[Dataset entries]
= = =

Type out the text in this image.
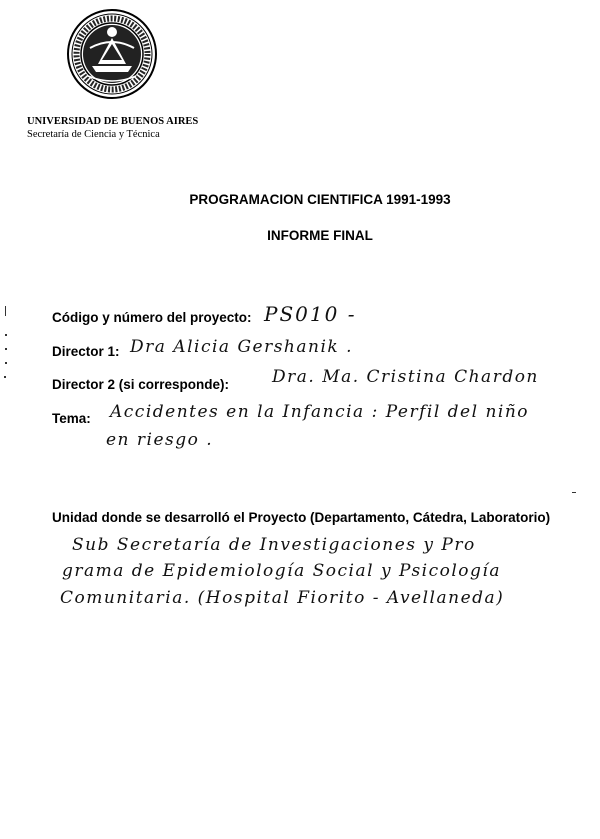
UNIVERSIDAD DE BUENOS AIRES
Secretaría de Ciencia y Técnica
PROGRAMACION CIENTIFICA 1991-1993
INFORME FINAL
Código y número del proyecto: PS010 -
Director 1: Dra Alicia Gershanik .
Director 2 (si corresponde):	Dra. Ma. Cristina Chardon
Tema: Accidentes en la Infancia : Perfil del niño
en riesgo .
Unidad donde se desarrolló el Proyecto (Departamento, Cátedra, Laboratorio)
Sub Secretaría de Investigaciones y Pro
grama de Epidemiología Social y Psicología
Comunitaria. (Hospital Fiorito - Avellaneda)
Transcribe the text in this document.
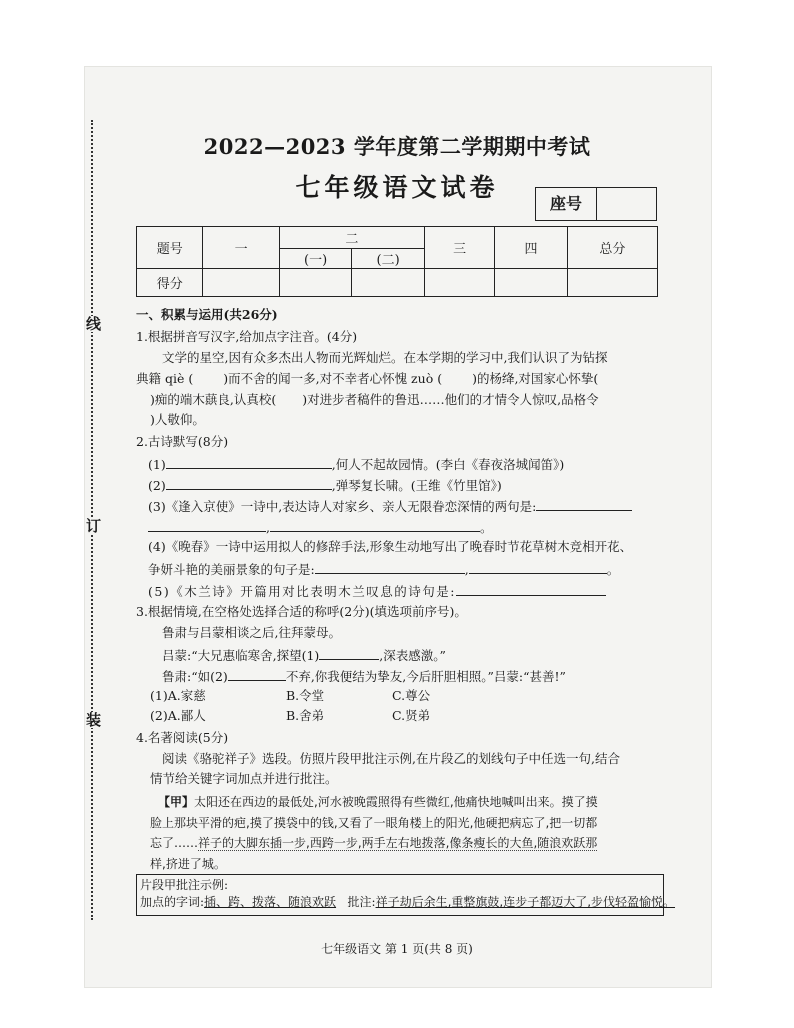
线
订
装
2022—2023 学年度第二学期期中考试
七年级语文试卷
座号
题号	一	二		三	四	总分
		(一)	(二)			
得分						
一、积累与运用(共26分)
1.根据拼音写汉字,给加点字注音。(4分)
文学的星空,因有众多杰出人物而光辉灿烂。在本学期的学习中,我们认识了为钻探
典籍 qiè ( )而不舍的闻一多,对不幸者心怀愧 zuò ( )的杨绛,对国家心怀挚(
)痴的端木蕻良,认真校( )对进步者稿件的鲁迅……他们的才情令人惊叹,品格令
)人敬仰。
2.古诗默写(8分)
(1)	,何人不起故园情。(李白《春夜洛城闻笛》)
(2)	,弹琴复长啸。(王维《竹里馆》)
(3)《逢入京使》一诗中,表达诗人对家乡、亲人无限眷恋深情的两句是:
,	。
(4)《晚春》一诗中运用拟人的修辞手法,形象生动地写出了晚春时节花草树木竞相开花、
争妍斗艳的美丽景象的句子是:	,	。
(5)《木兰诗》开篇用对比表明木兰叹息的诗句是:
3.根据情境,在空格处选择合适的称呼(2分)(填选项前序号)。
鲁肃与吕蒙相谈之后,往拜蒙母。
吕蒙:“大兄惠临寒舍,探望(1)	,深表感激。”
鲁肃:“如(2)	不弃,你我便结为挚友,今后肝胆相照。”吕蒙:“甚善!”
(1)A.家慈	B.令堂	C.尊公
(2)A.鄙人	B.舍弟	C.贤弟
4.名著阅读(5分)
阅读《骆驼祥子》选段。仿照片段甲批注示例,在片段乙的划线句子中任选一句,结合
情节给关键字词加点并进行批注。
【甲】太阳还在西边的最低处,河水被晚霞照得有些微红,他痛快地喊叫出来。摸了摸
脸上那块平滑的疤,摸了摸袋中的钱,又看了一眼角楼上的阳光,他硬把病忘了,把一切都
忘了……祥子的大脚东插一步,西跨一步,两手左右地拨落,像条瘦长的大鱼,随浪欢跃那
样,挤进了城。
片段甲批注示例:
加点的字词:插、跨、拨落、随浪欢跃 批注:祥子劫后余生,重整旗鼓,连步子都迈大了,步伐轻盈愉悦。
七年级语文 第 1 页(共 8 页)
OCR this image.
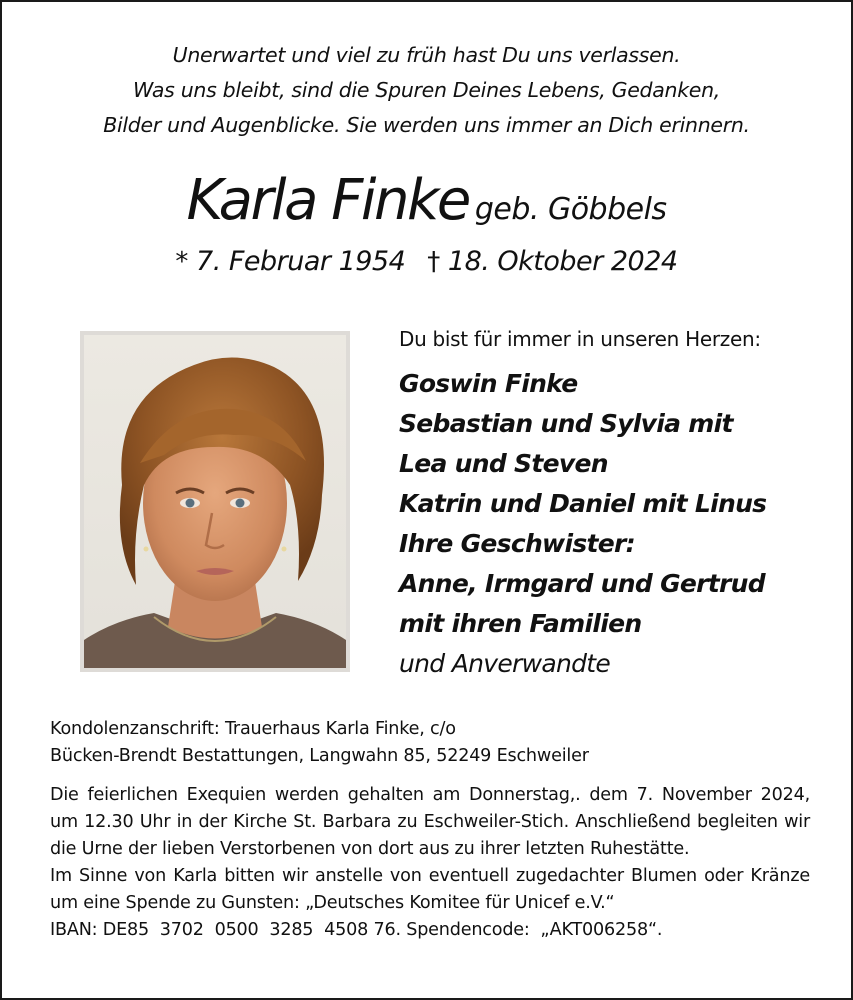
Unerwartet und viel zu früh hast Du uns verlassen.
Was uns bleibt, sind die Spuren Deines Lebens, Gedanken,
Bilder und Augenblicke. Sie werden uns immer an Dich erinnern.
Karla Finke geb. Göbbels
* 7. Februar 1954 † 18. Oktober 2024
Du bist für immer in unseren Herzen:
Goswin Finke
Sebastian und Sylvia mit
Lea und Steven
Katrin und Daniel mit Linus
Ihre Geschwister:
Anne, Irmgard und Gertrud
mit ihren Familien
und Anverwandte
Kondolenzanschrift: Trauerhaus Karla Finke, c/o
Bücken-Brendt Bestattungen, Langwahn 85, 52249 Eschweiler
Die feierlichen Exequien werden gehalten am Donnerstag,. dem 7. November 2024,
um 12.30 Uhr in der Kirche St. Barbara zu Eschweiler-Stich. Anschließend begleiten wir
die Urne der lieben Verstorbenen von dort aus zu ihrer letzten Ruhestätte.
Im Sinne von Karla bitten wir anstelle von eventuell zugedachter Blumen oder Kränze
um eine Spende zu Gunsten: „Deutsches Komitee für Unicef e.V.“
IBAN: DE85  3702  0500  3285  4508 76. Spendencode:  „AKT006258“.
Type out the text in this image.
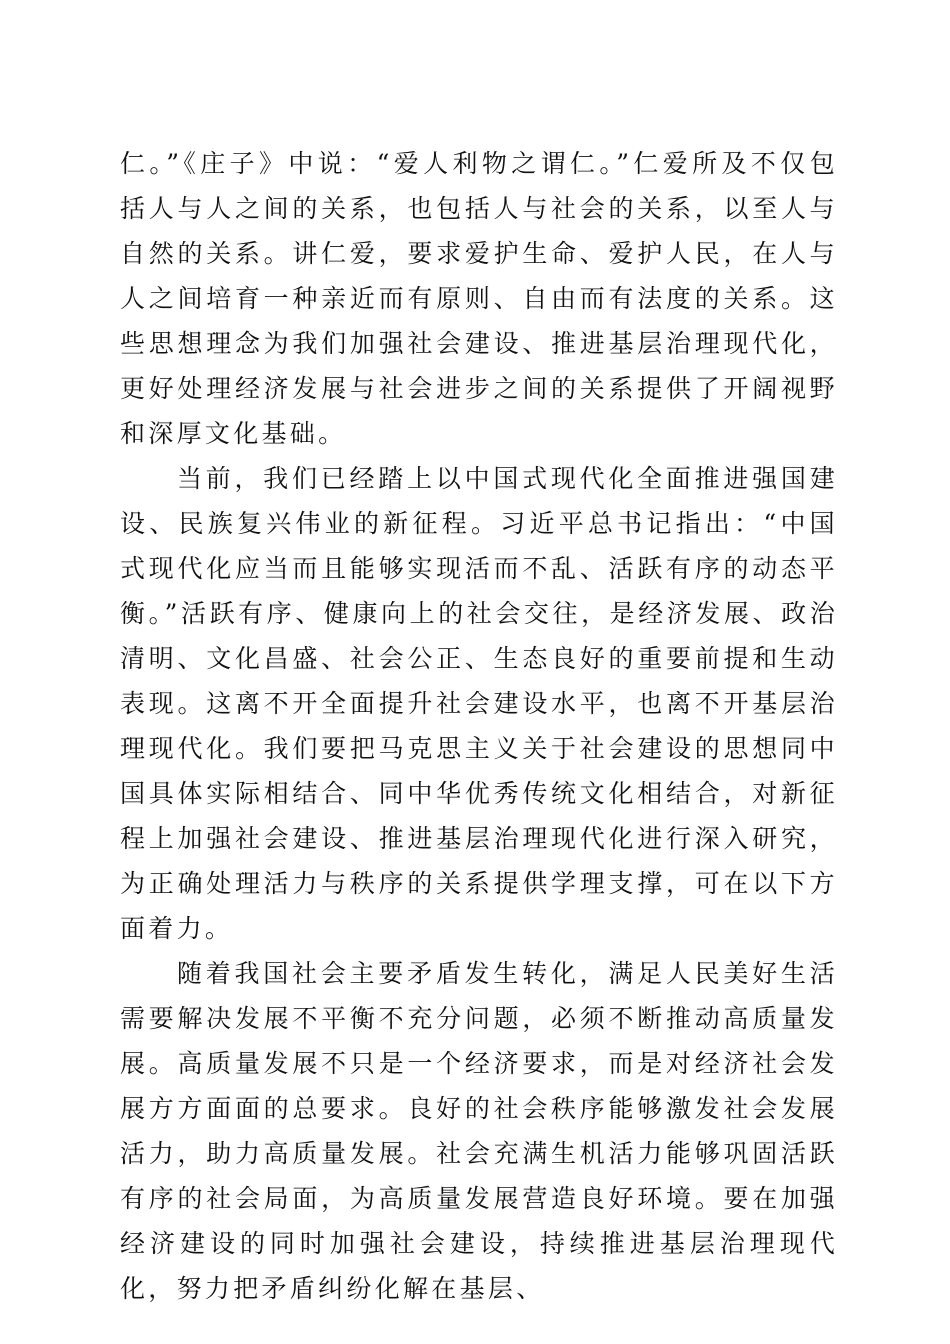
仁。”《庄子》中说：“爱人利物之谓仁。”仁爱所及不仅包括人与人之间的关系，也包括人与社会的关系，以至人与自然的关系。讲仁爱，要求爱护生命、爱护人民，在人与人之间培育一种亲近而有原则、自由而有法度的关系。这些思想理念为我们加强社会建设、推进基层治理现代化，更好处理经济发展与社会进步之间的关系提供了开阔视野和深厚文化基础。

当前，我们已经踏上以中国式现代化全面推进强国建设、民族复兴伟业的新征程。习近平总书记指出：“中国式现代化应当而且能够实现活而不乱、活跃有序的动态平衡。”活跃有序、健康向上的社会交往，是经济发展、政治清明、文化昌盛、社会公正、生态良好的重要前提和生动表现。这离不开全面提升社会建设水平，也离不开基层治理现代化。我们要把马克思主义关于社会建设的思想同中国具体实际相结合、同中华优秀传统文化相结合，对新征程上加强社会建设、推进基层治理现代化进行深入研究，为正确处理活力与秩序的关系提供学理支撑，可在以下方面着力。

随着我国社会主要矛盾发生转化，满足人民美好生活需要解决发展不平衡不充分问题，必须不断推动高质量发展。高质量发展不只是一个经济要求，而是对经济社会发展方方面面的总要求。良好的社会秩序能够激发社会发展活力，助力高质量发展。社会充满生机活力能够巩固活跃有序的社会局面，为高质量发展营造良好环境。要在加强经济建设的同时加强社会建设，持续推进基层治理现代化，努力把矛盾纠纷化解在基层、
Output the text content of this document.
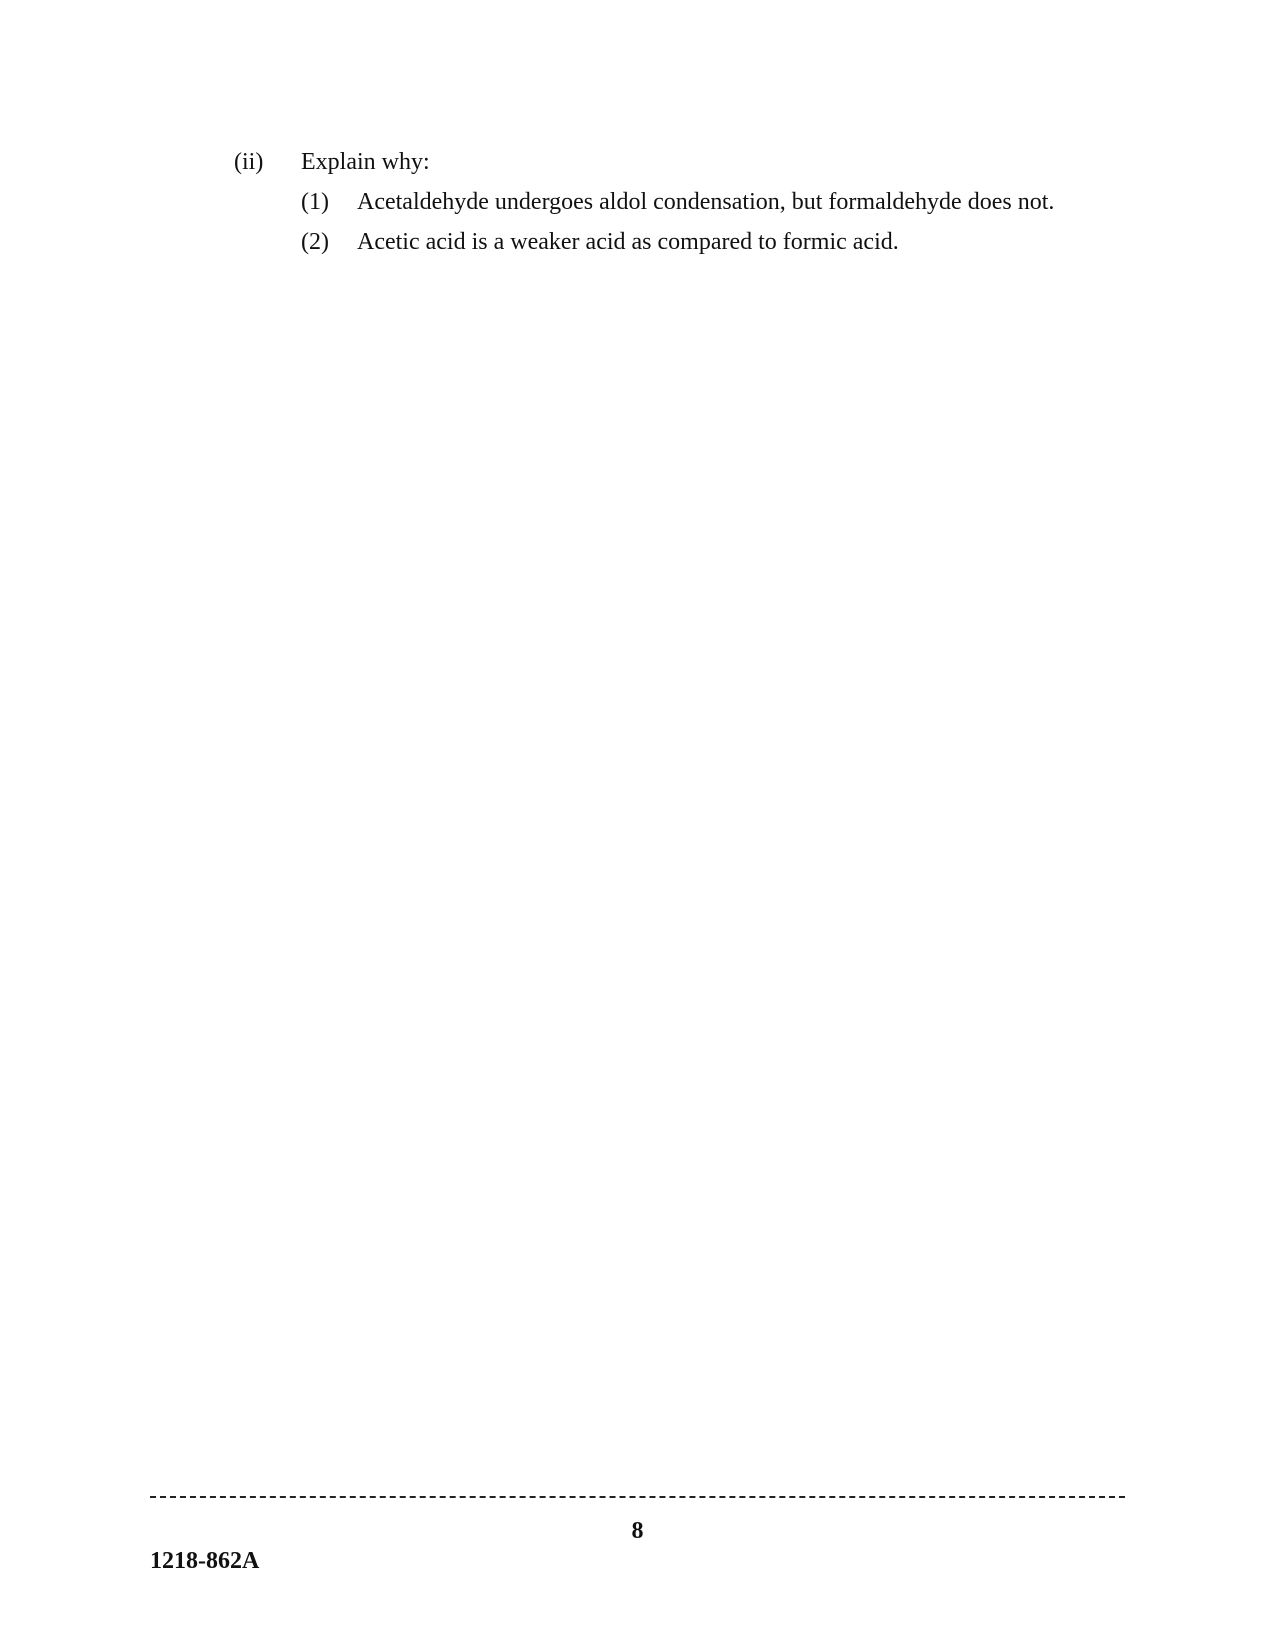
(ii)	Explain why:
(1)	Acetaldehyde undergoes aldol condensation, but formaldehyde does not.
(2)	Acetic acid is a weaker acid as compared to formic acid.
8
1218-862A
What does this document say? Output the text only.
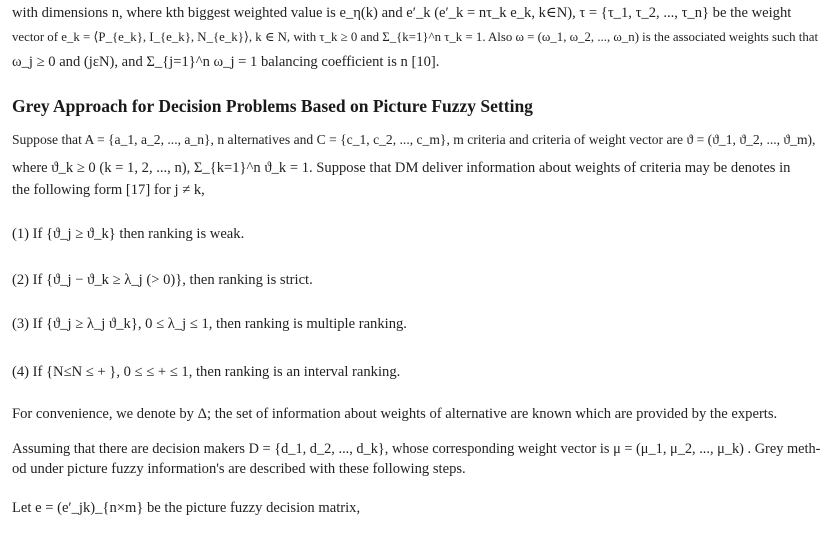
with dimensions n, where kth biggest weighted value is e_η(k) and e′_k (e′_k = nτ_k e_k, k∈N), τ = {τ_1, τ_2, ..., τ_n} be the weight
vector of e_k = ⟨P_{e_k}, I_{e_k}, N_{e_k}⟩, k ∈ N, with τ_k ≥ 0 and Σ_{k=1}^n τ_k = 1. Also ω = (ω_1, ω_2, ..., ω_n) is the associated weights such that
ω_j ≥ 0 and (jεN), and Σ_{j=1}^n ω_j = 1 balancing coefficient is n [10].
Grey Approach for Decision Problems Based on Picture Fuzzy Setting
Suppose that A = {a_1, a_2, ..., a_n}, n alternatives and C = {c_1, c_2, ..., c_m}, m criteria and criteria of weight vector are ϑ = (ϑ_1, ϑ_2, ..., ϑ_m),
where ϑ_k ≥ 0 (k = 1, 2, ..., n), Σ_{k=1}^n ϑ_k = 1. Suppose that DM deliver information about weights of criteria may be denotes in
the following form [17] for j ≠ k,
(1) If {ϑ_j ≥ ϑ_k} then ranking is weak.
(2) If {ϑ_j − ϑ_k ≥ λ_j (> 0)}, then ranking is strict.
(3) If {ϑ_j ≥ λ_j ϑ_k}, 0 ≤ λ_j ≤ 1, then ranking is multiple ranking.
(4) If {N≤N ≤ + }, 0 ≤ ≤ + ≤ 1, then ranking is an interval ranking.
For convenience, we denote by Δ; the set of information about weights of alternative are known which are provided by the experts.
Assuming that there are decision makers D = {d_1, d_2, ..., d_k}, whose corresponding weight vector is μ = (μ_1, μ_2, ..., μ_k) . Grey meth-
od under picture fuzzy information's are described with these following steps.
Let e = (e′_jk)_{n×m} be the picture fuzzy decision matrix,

= = =

# [REQUIREMENTS]
Return each line of the data that contains the string "Secretaría".

# [ANSWER BELOW]
Secretaría de Ciencia y Técnica
Sub Secretaría de Investigaciones y Pro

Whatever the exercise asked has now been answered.